What you have to do
What follows is a set of entries. Give them again exactly, without the pictures.
====
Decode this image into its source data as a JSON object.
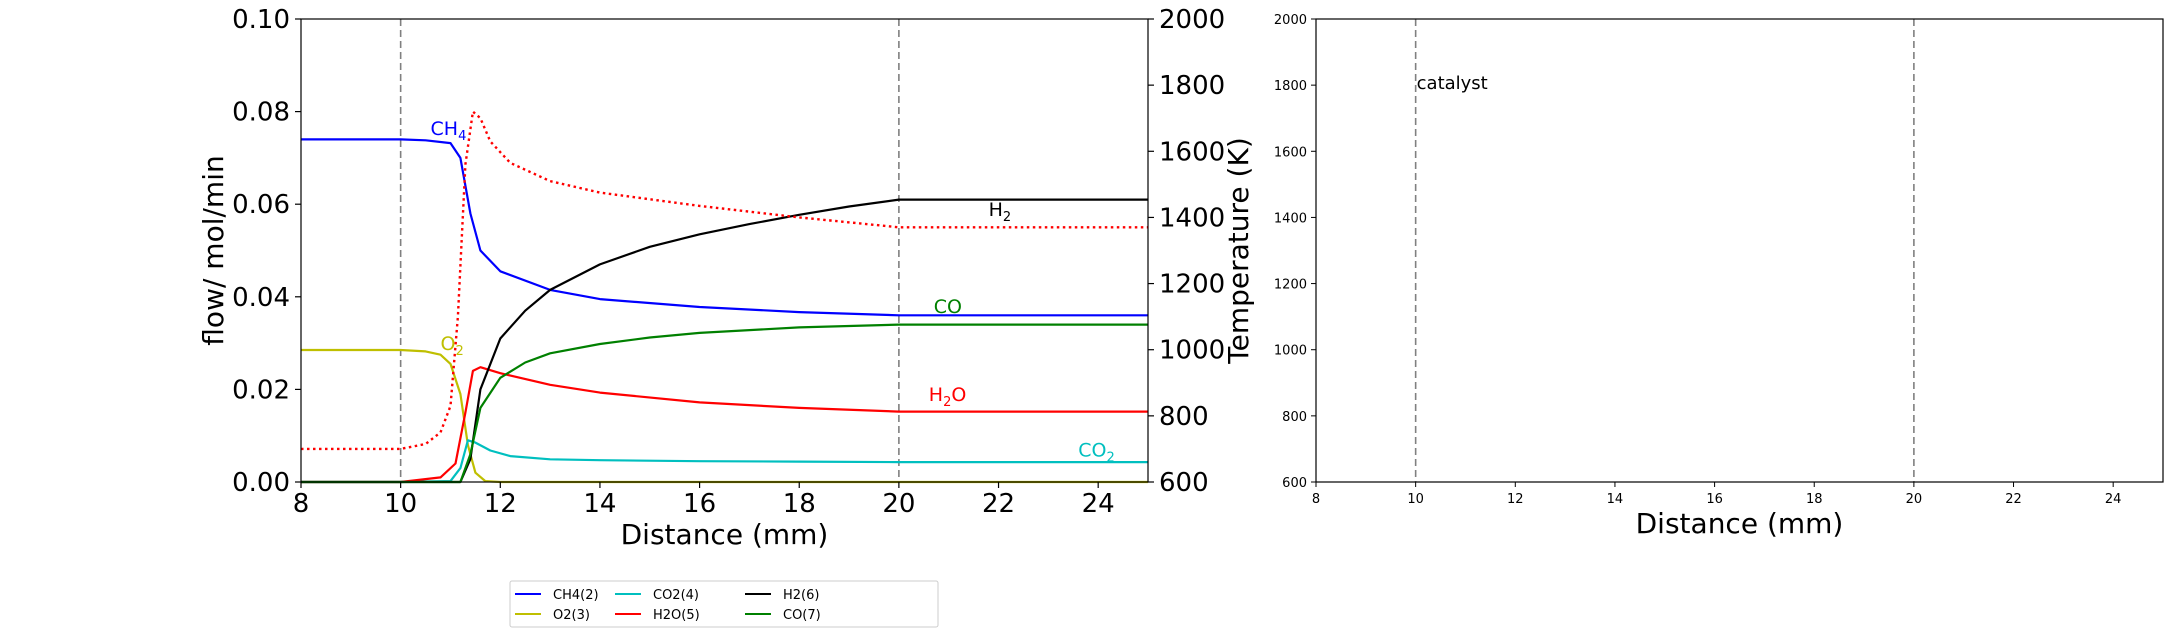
{
  "chart_data": [
    {
      "type": "line",
      "xlabel": "Distance (mm)",
      "ylabel": "flow/ mol/min",
      "ylabel_right": "Temperature (K)",
      "xlim": [
        8,
        25
      ],
      "ylim": [
        0,
        0.1
      ],
      "ylim_right": [
        600,
        2000
      ],
      "xticks": [
        "8",
        "10",
        "12",
        "14",
        "16",
        "18",
        "20",
        "22",
        "24"
      ],
      "yticks": [
        "0.00",
        "0.02",
        "0.04",
        "0.06",
        "0.08",
        "0.10"
      ],
      "yticks_right": [
        "600",
        "800",
        "1000",
        "1200",
        "1400",
        "1600",
        "1800",
        "2000"
      ],
      "vlines": [
        10,
        20
      ],
      "series": [
        {
          "name": "CH4(2)",
          "color": "#0000ff",
          "x": [
            8,
            10,
            10.5,
            11,
            11.2,
            11.4,
            11.6,
            12,
            13,
            14,
            16,
            18,
            20,
            25
          ],
          "y": [
            0.074,
            0.074,
            0.0738,
            0.0732,
            0.07,
            0.058,
            0.05,
            0.0455,
            0.0415,
            0.0395,
            0.0378,
            0.0367,
            0.036,
            0.036
          ]
        },
        {
          "name": "O2(3)",
          "color": "#bfbf00",
          "x": [
            8,
            10,
            10.5,
            10.8,
            11.0,
            11.2,
            11.35,
            11.5,
            11.7,
            12,
            25
          ],
          "y": [
            0.0285,
            0.0285,
            0.0282,
            0.0275,
            0.0255,
            0.019,
            0.008,
            0.002,
            0.0002,
            0,
            0
          ]
        },
        {
          "name": "CO2(4)",
          "color": "#00bfbf",
          "x": [
            8,
            10,
            11,
            11.2,
            11.35,
            11.5,
            11.8,
            12.2,
            13,
            14,
            16,
            18,
            20,
            25
          ],
          "y": [
            0,
            0,
            0.0002,
            0.003,
            0.009,
            0.0085,
            0.0068,
            0.0056,
            0.0049,
            0.0047,
            0.0045,
            0.0044,
            0.0043,
            0.0043
          ]
        },
        {
          "name": "H2O(5)",
          "color": "#ff0000",
          "x": [
            8,
            10,
            10.8,
            11.1,
            11.3,
            11.45,
            11.6,
            12,
            13,
            14,
            16,
            18,
            20,
            25
          ],
          "y": [
            0,
            0,
            0.001,
            0.004,
            0.015,
            0.024,
            0.0248,
            0.0235,
            0.021,
            0.0193,
            0.0172,
            0.016,
            0.0152,
            0.0152
          ]
        },
        {
          "name": "H2(6)",
          "color": "#000000",
          "x": [
            8,
            11.2,
            11.4,
            11.6,
            12,
            12.5,
            13,
            14,
            15,
            16,
            17,
            18,
            19,
            20,
            25
          ],
          "y": [
            0,
            0,
            0.005,
            0.02,
            0.031,
            0.037,
            0.0415,
            0.047,
            0.0508,
            0.0535,
            0.0557,
            0.0577,
            0.0595,
            0.061,
            0.061
          ]
        },
        {
          "name": "CO(7)",
          "color": "#008000",
          "x": [
            8,
            11.2,
            11.4,
            11.6,
            12,
            12.5,
            13,
            14,
            15,
            16,
            18,
            20,
            25
          ],
          "y": [
            0,
            0,
            0.006,
            0.016,
            0.0225,
            0.0258,
            0.0278,
            0.0298,
            0.0312,
            0.0322,
            0.0334,
            0.034,
            0.034
          ]
        },
        {
          "name": "Temperature",
          "color": "#ff0000",
          "dashed": true,
          "axis": "right",
          "x": [
            8,
            10,
            10.5,
            10.8,
            11.0,
            11.15,
            11.3,
            11.45,
            11.6,
            11.8,
            12.2,
            13,
            14,
            16,
            18,
            20,
            25
          ],
          "y": [
            700,
            700,
            715,
            750,
            830,
            1100,
            1560,
            1720,
            1700,
            1630,
            1565,
            1510,
            1475,
            1435,
            1400,
            1370,
            1370
          ]
        }
      ],
      "annotations": [
        {
          "text": "CH",
          "sub": "4",
          "x": 10.6,
          "y": 0.075,
          "color": "#0000ff"
        },
        {
          "text": "O",
          "sub": "2",
          "x": 10.8,
          "y": 0.0285,
          "color": "#bfbf00"
        },
        {
          "text": "H",
          "sub": "2",
          "x": 21.8,
          "y": 0.0575,
          "color": "#000000"
        },
        {
          "text": "CO",
          "sub": "",
          "x": 20.7,
          "y": 0.0365,
          "color": "#008000"
        },
        {
          "text": "H",
          "sub": "2",
          "after": "O",
          "x": 20.6,
          "y": 0.0175,
          "color": "#ff0000"
        },
        {
          "text": "CO",
          "sub": "2",
          "x": 23.6,
          "y": 0.0055,
          "color": "#00bfbf"
        }
      ]
    },
    {
      "type": "line",
      "xlabel": "Distance (mm)",
      "xlim": [
        8,
        25
      ],
      "ylim": [
        600,
        2000
      ],
      "xticks": [
        "8",
        "10",
        "12",
        "14",
        "16",
        "18",
        "20",
        "22",
        "24"
      ],
      "yticks": [
        "600",
        "800",
        "1000",
        "1200",
        "1400",
        "1600",
        "1800",
        "2000"
      ],
      "vlines": [
        10,
        20
      ],
      "annotations": [
        {
          "text": "catalyst",
          "x": 10,
          "y": 1810
        }
      ]
    }
  ],
  "legend": {
    "entries": [
      {
        "label": "CH4(2)",
        "color": "#0000ff"
      },
      {
        "label": "O2(3)",
        "color": "#bfbf00"
      },
      {
        "label": "CO2(4)",
        "color": "#00bfbf"
      },
      {
        "label": "H2O(5)",
        "color": "#ff0000"
      },
      {
        "label": "H2(6)",
        "color": "#000000"
      },
      {
        "label": "CO(7)",
        "color": "#008000"
      }
    ]
  }
}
====
Solution to the exercise
Decode this image into its source data as a JSON object.
{
  "chart_data": [
    {
      "type": "line",
      "xlabel": "Distance (mm)",
      "ylabel": "flow/ mol/min",
      "ylabel_right": "Temperature (K)",
      "xlim": [
        8,
        25
      ],
      "ylim": [
        0,
        0.1
      ],
      "ylim_right": [
        600,
        2000
      ],
      "xticks": [
        "8",
        "10",
        "12",
        "14",
        "16",
        "18",
        "20",
        "22",
        "24"
      ],
      "yticks": [
        "0.00",
        "0.02",
        "0.04",
        "0.06",
        "0.08",
        "0.10"
      ],
      "yticks_right": [
        "600",
        "800",
        "1000",
        "1200",
        "1400",
        "1600",
        "1800",
        "2000"
      ],
      "vlines": [
        10,
        20
      ],
      "series": [
        {
          "name": "CH4(2)",
          "color": "#0000ff",
          "x": [
            8,
            10,
            10.5,
            11,
            11.2,
            11.4,
            11.6,
            12,
            13,
            14,
            16,
            18,
            20,
            25
          ],
          "y": [
            0.074,
            0.074,
            0.0738,
            0.0732,
            0.07,
            0.058,
            0.05,
            0.0455,
            0.0415,
            0.0395,
            0.0378,
            0.0367,
            0.036,
            0.036
          ]
        },
        {
          "name": "O2(3)",
          "color": "#bfbf00",
          "x": [
            8,
            10,
            10.5,
            10.8,
            11.0,
            11.2,
            11.35,
            11.5,
            11.7,
            12,
            25
          ],
          "y": [
            0.0285,
            0.0285,
            0.0282,
            0.0275,
            0.0255,
            0.019,
            0.008,
            0.002,
            0.0002,
            0,
            0
          ]
        },
        {
          "name": "CO2(4)",
          "color": "#00bfbf",
          "x": [
            8,
            10,
            11,
            11.2,
            11.35,
            11.5,
            11.8,
            12.2,
            13,
            14,
            16,
            18,
            20,
            25
          ],
          "y": [
            0,
            0,
            0.0002,
            0.003,
            0.009,
            0.0085,
            0.0068,
            0.0056,
            0.0049,
            0.0047,
            0.0045,
            0.0044,
            0.0043,
            0.0043
          ]
        },
        {
          "name": "H2O(5)",
          "color": "#ff0000",
          "x": [
            8,
            10,
            10.8,
            11.1,
            11.3,
            11.45,
            11.6,
            12,
            13,
            14,
            16,
            18,
            20,
            25
          ],
          "y": [
            0,
            0,
            0.001,
            0.004,
            0.015,
            0.024,
            0.0248,
            0.0235,
            0.021,
            0.0193,
            0.0172,
            0.016,
            0.0152,
            0.0152
          ]
        },
        {
          "name": "H2(6)",
          "color": "#000000",
          "x": [
            8,
            11.2,
            11.4,
            11.6,
            12,
            12.5,
            13,
            14,
            15,
            16,
            17,
            18,
            19,
            20,
            25
          ],
          "y": [
            0,
            0,
            0.005,
            0.02,
            0.031,
            0.037,
            0.0415,
            0.047,
            0.0508,
            0.0535,
            0.0557,
            0.0577,
            0.0595,
            0.061,
            0.061
          ]
        },
        {
          "name": "CO(7)",
          "color": "#008000",
          "x": [
            8,
            11.2,
            11.4,
            11.6,
            12,
            12.5,
            13,
            14,
            15,
            16,
            18,
            20,
            25
          ],
          "y": [
            0,
            0,
            0.006,
            0.016,
            0.0225,
            0.0258,
            0.0278,
            0.0298,
            0.0312,
            0.0322,
            0.0334,
            0.034,
            0.034
          ]
        },
        {
          "name": "Temperature",
          "color": "#ff0000",
          "dashed": true,
          "axis": "right",
          "x": [
            8,
            10,
            10.5,
            10.8,
            11.0,
            11.15,
            11.3,
            11.45,
            11.6,
            11.8,
            12.2,
            13,
            14,
            16,
            18,
            20,
            25
          ],
          "y": [
            700,
            700,
            715,
            750,
            830,
            1100,
            1560,
            1720,
            1700,
            1630,
            1565,
            1510,
            1475,
            1435,
            1400,
            1370,
            1370
          ]
        }
      ],
      "annotations": [
        {
          "text": "CH",
          "sub": "4",
          "x": 10.6,
          "y": 0.075,
          "color": "#0000ff"
        },
        {
          "text": "O",
          "sub": "2",
          "x": 10.8,
          "y": 0.0285,
          "color": "#bfbf00"
        },
        {
          "text": "H",
          "sub": "2",
          "x": 21.8,
          "y": 0.0575,
          "color": "#000000"
        },
        {
          "text": "CO",
          "sub": "",
          "x": 20.7,
          "y": 0.0365,
          "color": "#008000"
        },
        {
          "text": "H",
          "sub": "2",
          "after": "O",
          "x": 20.6,
          "y": 0.0175,
          "color": "#ff0000"
        },
        {
          "text": "CO",
          "sub": "2",
          "x": 23.6,
          "y": 0.0055,
          "color": "#00bfbf"
        }
      ]
    },
    {
      "type": "line",
      "xlabel": "Distance (mm)",
      "xlim": [
        8,
        25
      ],
      "ylim": [
        600,
        2000
      ],
      "xticks": [
        "8",
        "10",
        "12",
        "14",
        "16",
        "18",
        "20",
        "22",
        "24"
      ],
      "yticks": [
        "600",
        "800",
        "1000",
        "1200",
        "1400",
        "1600",
        "1800",
        "2000"
      ],
      "vlines": [
        10,
        20
      ],
      "annotations": [
        {
          "text": "catalyst",
          "x": 10,
          "y": 1810
        }
      ]
    }
  ],
  "legend": {
    "entries": [
      {
        "label": "CH4(2)",
        "color": "#0000ff"
      },
      {
        "label": "O2(3)",
        "color": "#bfbf00"
      },
      {
        "label": "CO2(4)",
        "color": "#00bfbf"
      },
      {
        "label": "H2O(5)",
        "color": "#ff0000"
      },
      {
        "label": "H2(6)",
        "color": "#000000"
      },
      {
        "label": "CO(7)",
        "color": "#008000"
      }
    ]
  }
}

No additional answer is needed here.